(Consigne 1): Résumez en deux phrases le texte ci-dessous sur le référendum du 29 mai.
(Consigne 2): Relevez et recopiez chaque ligne des enregistrements qui contient la chaîne « with ».

:: Extrait fourni ::

Oui, c’est le peuple qui se prononcera le 29 mai. Cette consultation populaire, nous l’avons voulue, parce que ce traité engage la France pour longtemps, sur un véritable choix de société. Voulons-nous continuer l’Europe telle qu’elle s’est construite jusqu’ici, en pérennisant les dogmes libéraux, ou, au contraire, voulons-nous changer de cap ? Le choix est d’importance. Nos concitoyens ont droit à un débat serein, démocratique. Nous déplorons que le matériel officiel soit un véritable outil de propagande pour le oui, que le ministre de l’Éducation nationale censure un document destiné aux enseignants, que les fonctionnaires soient sommés de ne pas participer à des manifestations publiques entre le 16 et le 29 mai.

Le débat démocratique mérite mieux que l’invective de ministres de la République qui traitent de « mensonge » ou de « hooliganisme verbal » les propos des partisans du non. Nos concitoyens doivent pouvoir se faire une opinion, lire le traité, juger par eux-mêmes à partir de leur propre expérience. La démocratie, c’est pouvoir dire non !

Croyez-vous que les Français n’aient pas la finesse de faire le lien entre la dégradation de leur situation et l’enthousiasme de M. Seillière, du Président de la République et du gouvernement pour le traité constitutionnel ? Les mobilisations populaires des salariés du privé et du public, des chercheurs, des lycéens, ou des urgentistes, portent une aspiration à sortir du carcan libéral. Le traité veut les y enfermer encore davantage.

Si les premiers articles annoncent des valeurs d’égalité, de démocratie, de liberté, seul l’objectif de l’article 1-3, qui prône que « l’Union offre à ses citoyens un marché intérieur où la concurrence est libre et non faussée », sera développé et assorti d’obligations largement détaillées dans les 321 articles de la partie III, dont vous ne parlez guère ! Ce titre III affirme que la politique économique est conduite conformément « au respect du principe d’une économie de marché ouverte où la concurrence est libre ». L’article III-156 interdit toute restriction aux mouvements de capitaux et la règle de l’unanimité s’applique, comme pour les mesures d’harmonisation de la fiscalité, de transparence, de taxation des mouvements des capitaux et de lutte contre l’évasion fiscale, tout comme pour les mesures sociales. Toute évolution dans ces domaines et toute politique alternative sont ainsi interdites. Par ailleurs, le traité ne connaît ni les « services publics », ni les « services d’intérêt général ». Il ne parle que des « services d’intérêt économique général (S.I.E.G.) ». Ce n’est pas qu’une question de vocabulaire : ces services seront concurrentiels.

:::
:: Enregistrements à traiter ::

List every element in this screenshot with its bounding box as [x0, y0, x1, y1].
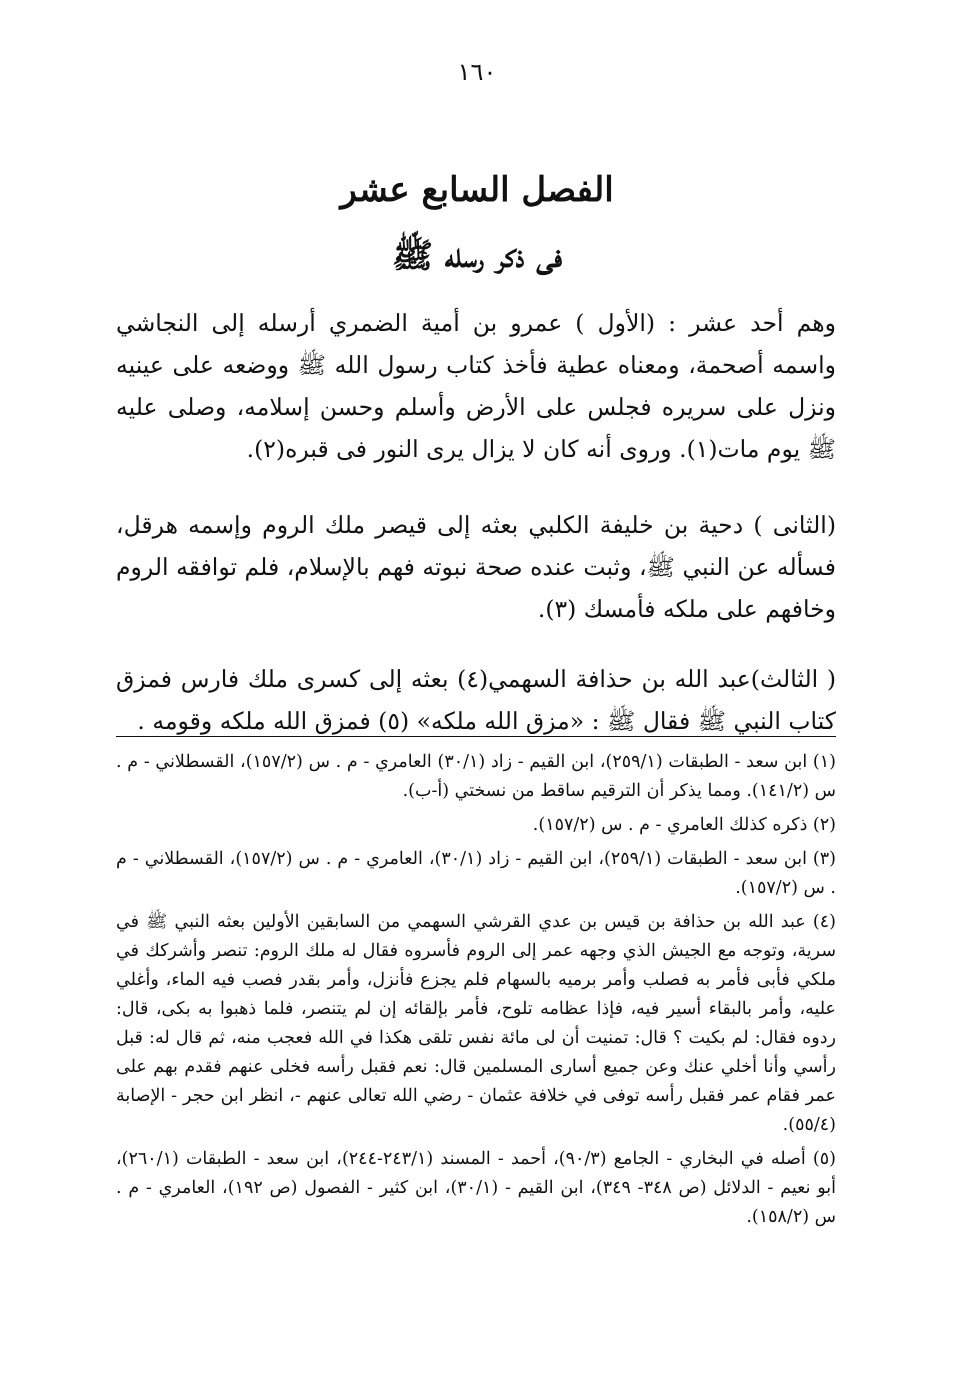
page-number: ١٦٠ — [457, 58, 497, 86]
footnote-separator — [116, 736, 836, 737]
body-paragraph-1: وهم أحد عشر : (الأول ) عمرو بن أمية الضمري أرسله إلى النجاشي واسمه أصحمة، ومعناه عطية فأخذ كتاب رسول الله ﷺ ووضعه على عينيه ونزل على سريره فجلس على الأرض وأسلم وحسن إسلامه، وصلى عليه ﷺ يوم مات(١). وروى أنه كان لا يزال يرى النور فى قبره(٢). — [116, 309, 836, 463]
footnote-2: (٢) ذكره كذلك العامري - م . س (١٥٧/٢). — [532, 815, 836, 835]
chapter-title: الفصل السابع عشر — [340, 170, 614, 210]
footnotes — [116, 748, 836, 1237]
footnote-5: (٥) أصله في البخاري - الجامع (٩٠/٣)، أحمد - المسند (٢٤٣/١-٢٤٤)، ابن سعد - الطبقات (٢٦٠/١)، أبو نعيم - الدلائل (ص ٣٤٨- ٣٤٩)، ابن القيم - (٣٠/١)، ابن كثير - الفصول (ص ١٩٢)، العامري - م . س (١٥٨/٢). — [116, 1149, 836, 1227]
footnote-3: (٣) ابن سعد - الطبقات (٢٥٩/١)، ابن القيم - زاد (٣٠/١)، العامري - م . س (١٥٧/٢)، القسطلاني - م . س (١٥٧/٢). — [116, 849, 836, 898]
chapter-subtitle: فى ذكر رسله ﷺ — [391, 236, 563, 276]
footnote-4: (٤) عبد الله بن حذافة بن قيس بن عدي القرشي السهمي من السابقين الأولين بعثه النبي ﷺ في سرية، وتوجه مع الجيش الذي وجهه عمر إلى الروم فأسروه فقال له ملك الروم: تنصر وأشركك في ملكي فأبى فأمر به فصلب وأمر برميه بالسهام فلم يجزع فأنزل، وأمر بقدر فصب فيه الماء، وأغلي عليه، وأمر بالبقاء أسير فيه، فإذا عظامه تلوح، فأمر بإلقائه إن لم يتنصر، فلما ذهبوا به بكى، قال: ردوه فقال: لم بكيت ؟ قال: تمنيت أن لى مائة نفس تلقى هكذا في الله فعجب منه، ثم قال له: قبل رأسي وأنا أخلي عنك وعن جميع أسارى المسلمين قال: نعم فقبل رأسه فخلى عنهم فقدم بهم على عمر فقام عمر فقبل رأسه توفى في خلافة عثمان - رضي الله تعالى عنهم -، انظر ابن حجر - الإصابة (٥٥/٤). — [116, 912, 836, 1135]
footnote-1: (١) ابن سعد - الطبقات (٢٥٩/١)، ابن القيم - زاد (٣٠/١) العامري - م . س (١٥٧/٢)، القسطلاني - م . س (١٤١/٢). ومما يذكر أن الترقيم ساقط من نسختي (أ-ب). — [116, 752, 836, 801]
body-paragraph-3: ( الثالث)عبد الله بن حذافة السهمي(٤) بعثه إلى كسرى ملك فارس فمزق كتاب النبي ﷺ فقال ﷺ : «مزق الله ملكه» (٥) فمزق الله ملكه وقومه . — [116, 665, 837, 735]
body-paragraph-2: (الثانى ) دحية بن خليفة الكلبي بعثه إلى قيصر ملك الروم وإسمه هرقل، فسأله عن النبي ﷺ، وثبت عنده صحة نبوته فهم بالإسلام، فلم توافقه الروم وخافهم على ملكه فأمسك (٣). — [116, 511, 836, 623]
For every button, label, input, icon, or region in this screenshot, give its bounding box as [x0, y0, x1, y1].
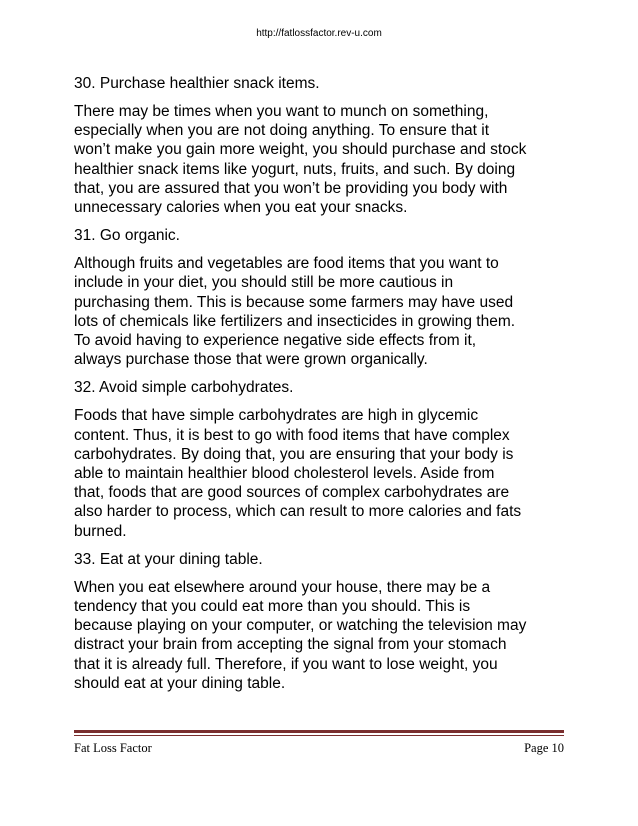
section-paragraph-30	[74, 102, 574, 217]
footer-divider-thin	[74, 735, 564, 736]
section-heading-32: 32. Avoid simple carbohydrates.	[74, 379, 294, 397]
paragraph-line: To avoid having to experience negative side effects from it,	[74, 332, 477, 350]
paragraph-line: burned.	[74, 522, 127, 540]
paragraph-line: include in your diet, you should still be more cautious in	[74, 274, 454, 292]
paragraph-line: won’t make you gain more weight, you should purchase and stock	[74, 141, 527, 159]
paragraph-line: that, foods that are good sources of complex carbohydrates are	[74, 484, 510, 502]
section-paragraph-31	[74, 254, 574, 369]
page-number: Page 10	[524, 741, 564, 755]
header-url: http://fatlossfactor.rev-u.com	[256, 28, 382, 39]
paragraph-line: tendency that you could eat more than you should. This is	[74, 598, 471, 616]
paragraph-line: that, you are assured that you won’t be providing you body with	[74, 179, 508, 197]
paragraph-line: Although fruits and vegetables are food items that you want to	[74, 255, 499, 273]
paragraph-line: When you eat elsewhere around your house, there may be a	[74, 578, 491, 596]
paragraph-line: lots of chemicals like fertilizers and insecticides in growing them.	[74, 312, 516, 330]
paragraph-line: content. Thus, it is best to go with food items that have complex	[74, 426, 510, 444]
paragraph-line: carbohydrates. By doing that, you are ensuring that your body is	[74, 445, 514, 463]
paragraph-line: unnecessary calories when you eat your snacks.	[74, 199, 408, 217]
footer-title: Fat Loss Factor	[74, 741, 152, 755]
section-paragraph-33	[74, 578, 574, 693]
paragraph-line: purchasing them. This is because some farmers may have used	[74, 293, 514, 311]
paragraph-line: should eat at your dining table.	[74, 674, 286, 692]
paragraph-line: always purchase those that were grown organically.	[74, 351, 428, 369]
paragraph-line: because playing on your computer, or watching the television may	[74, 617, 527, 635]
section-paragraph-32	[74, 406, 574, 540]
paragraph-line: distract your brain from accepting the signal from your stomach	[74, 636, 507, 654]
paragraph-line: There may be times when you want to munch on something,	[74, 103, 489, 120]
footer-divider-thick	[74, 730, 564, 733]
paragraph-line: able to maintain healthier blood cholesterol levels. Aside from	[74, 465, 495, 483]
paragraph-line: that it is already full. Therefore, if you want to lose weight, you	[74, 655, 498, 673]
document-body	[74, 74, 574, 702]
section-heading-31: 31. Go organic.	[74, 227, 180, 245]
section-heading-33: 33. Eat at your dining table.	[74, 550, 263, 568]
paragraph-line: healthier snack items like yogurt, nuts, fruits, and such. By doing	[74, 160, 516, 178]
paragraph-line: Foods that have simple carbohydrates are high in glycemic	[74, 407, 479, 425]
section-heading-30: 30. Purchase healthier snack items.	[74, 75, 320, 92]
paragraph-line: especially when you are not doing anything. To ensure that it	[74, 122, 490, 140]
paragraph-line: also harder to process, which can result to more calories and fats	[74, 503, 522, 521]
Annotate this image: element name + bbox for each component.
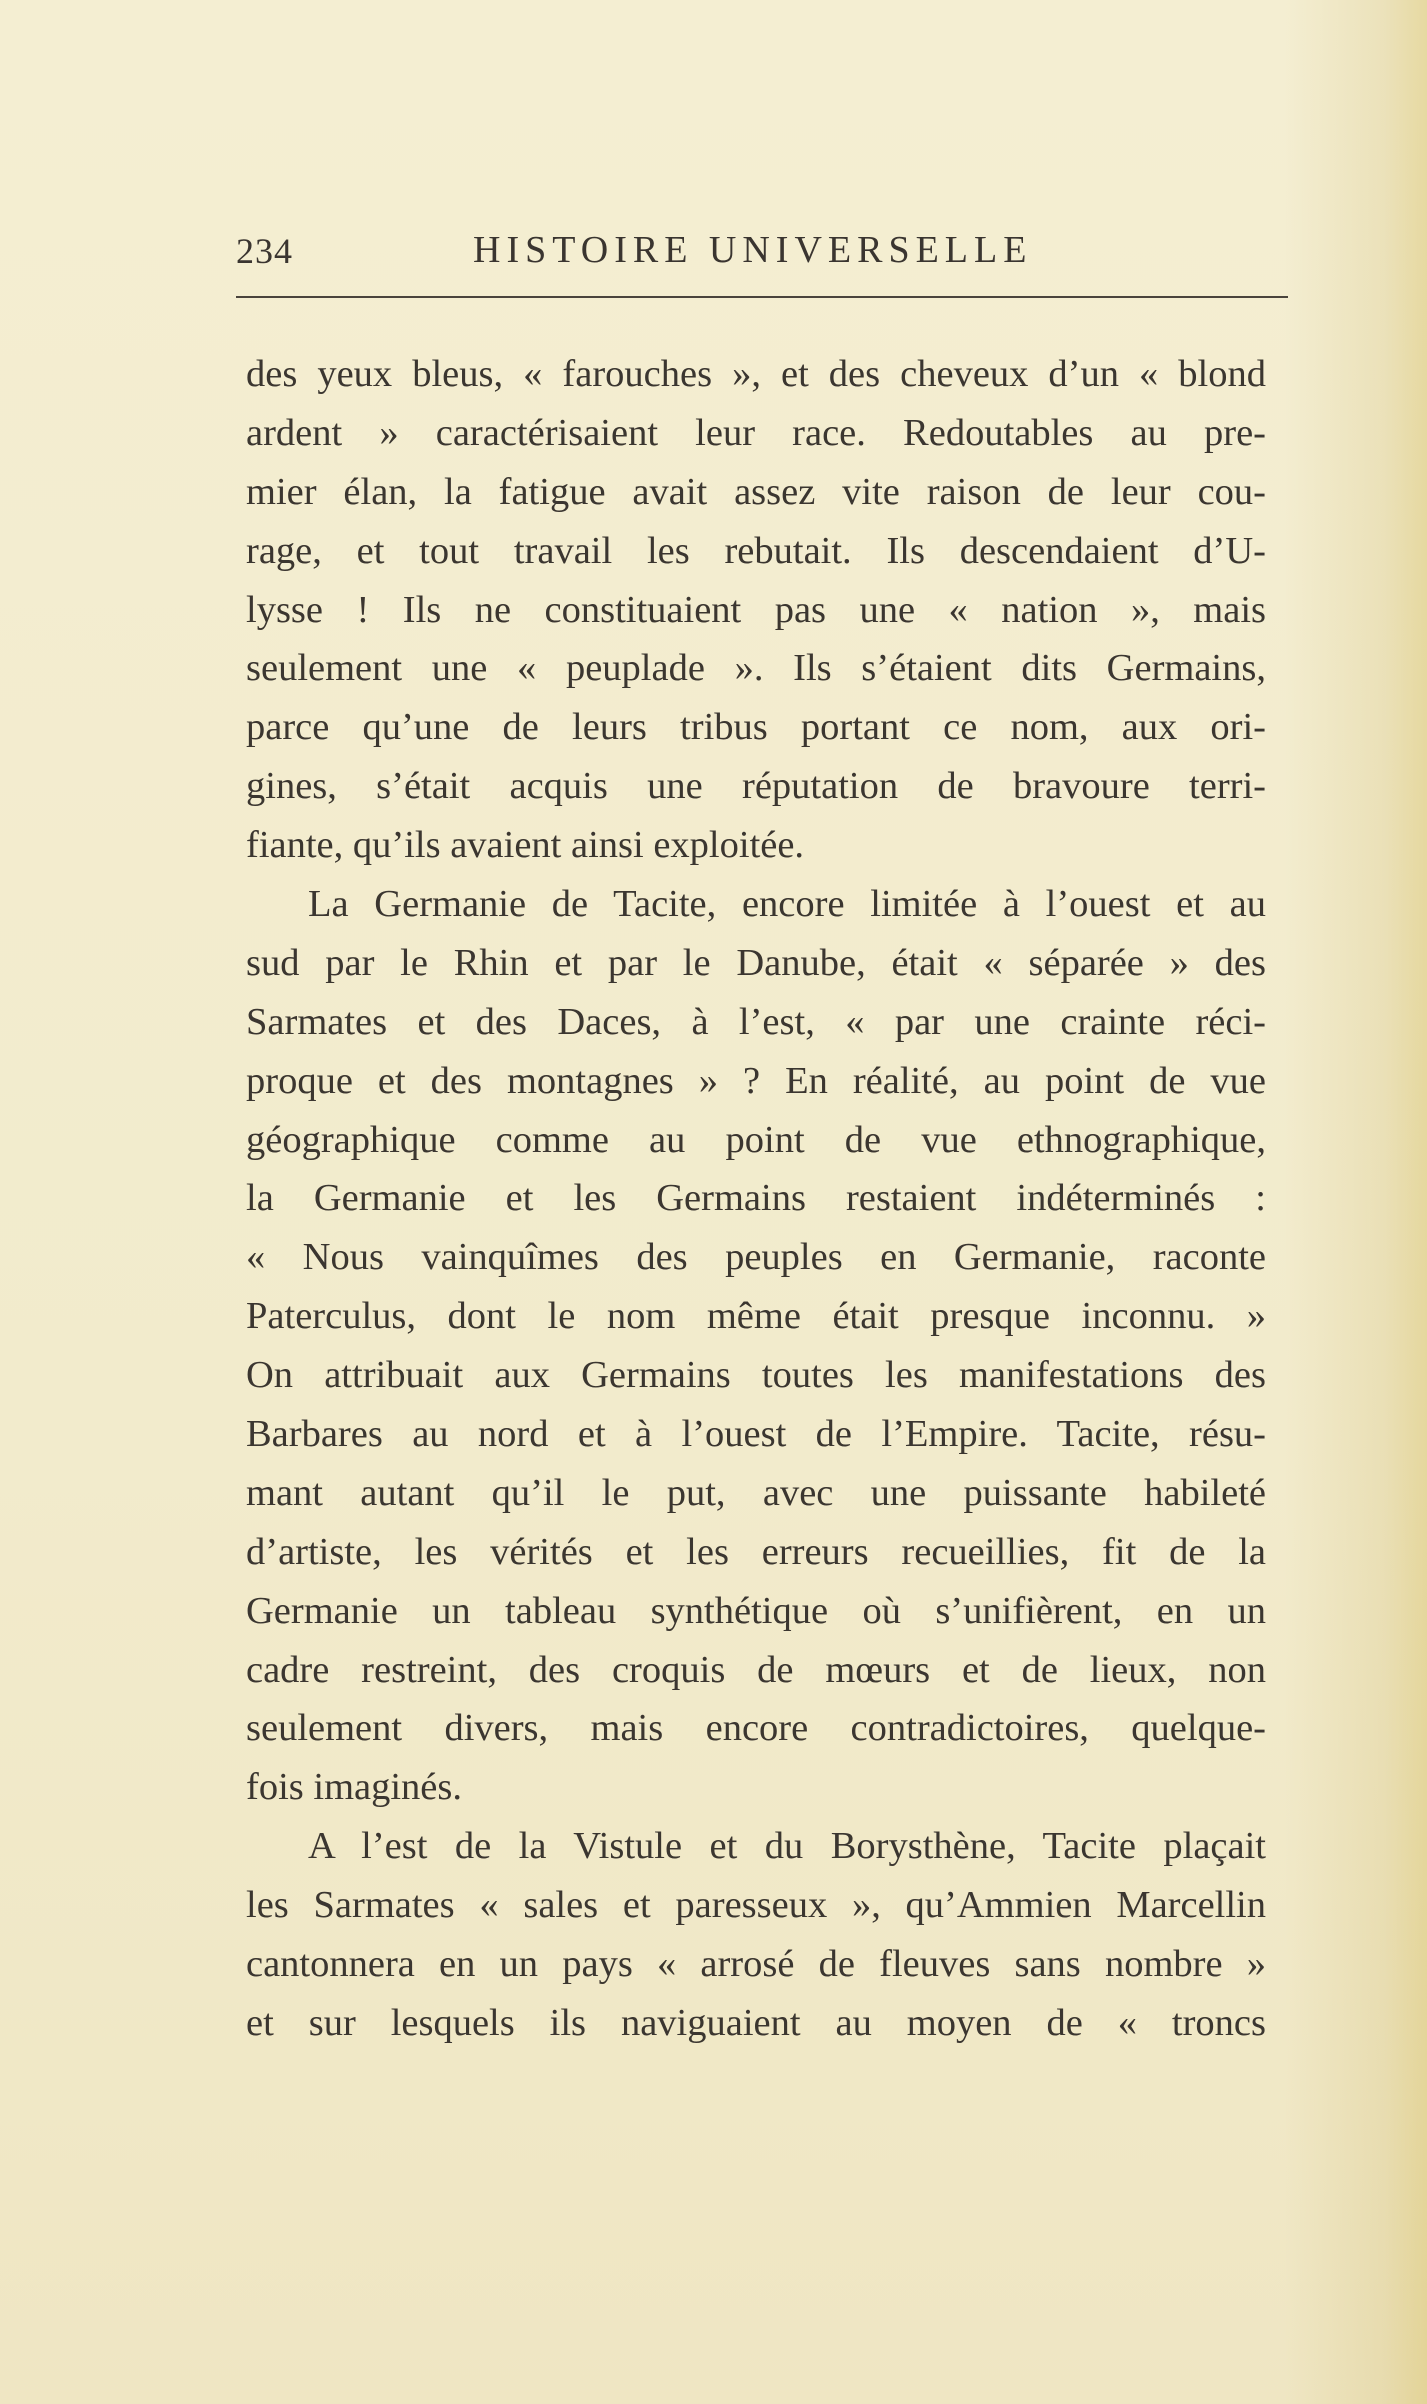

:::

(Réponse attendue 1): Le texte défend la consultation populaire du 29 mai sur un traité qui engage la France pour longtemps, et il dénonce à la fois le matériel officiel, présenté comme un outil de propagande pour le oui, et les invectives des ministres contre les partisans du non. Il reproche au traité de développer surtout l'objectif d'une concurrence libre et non faussée, d'interdire toute restriction aux mouvements de capitaux et de ne connaître que des services d'intérêt économique général, qui seront concurrentiels.

(Réponse attendue 2):
List every element in this screenshot with its bounding box as [x0, y0, x1, y1].
paragraph-line: that, you are assured that you won’t be providing you body with	[74, 179, 508, 197]
paragraph-line: content. Thus, it is best to go with food items that have complex	[74, 426, 510, 444]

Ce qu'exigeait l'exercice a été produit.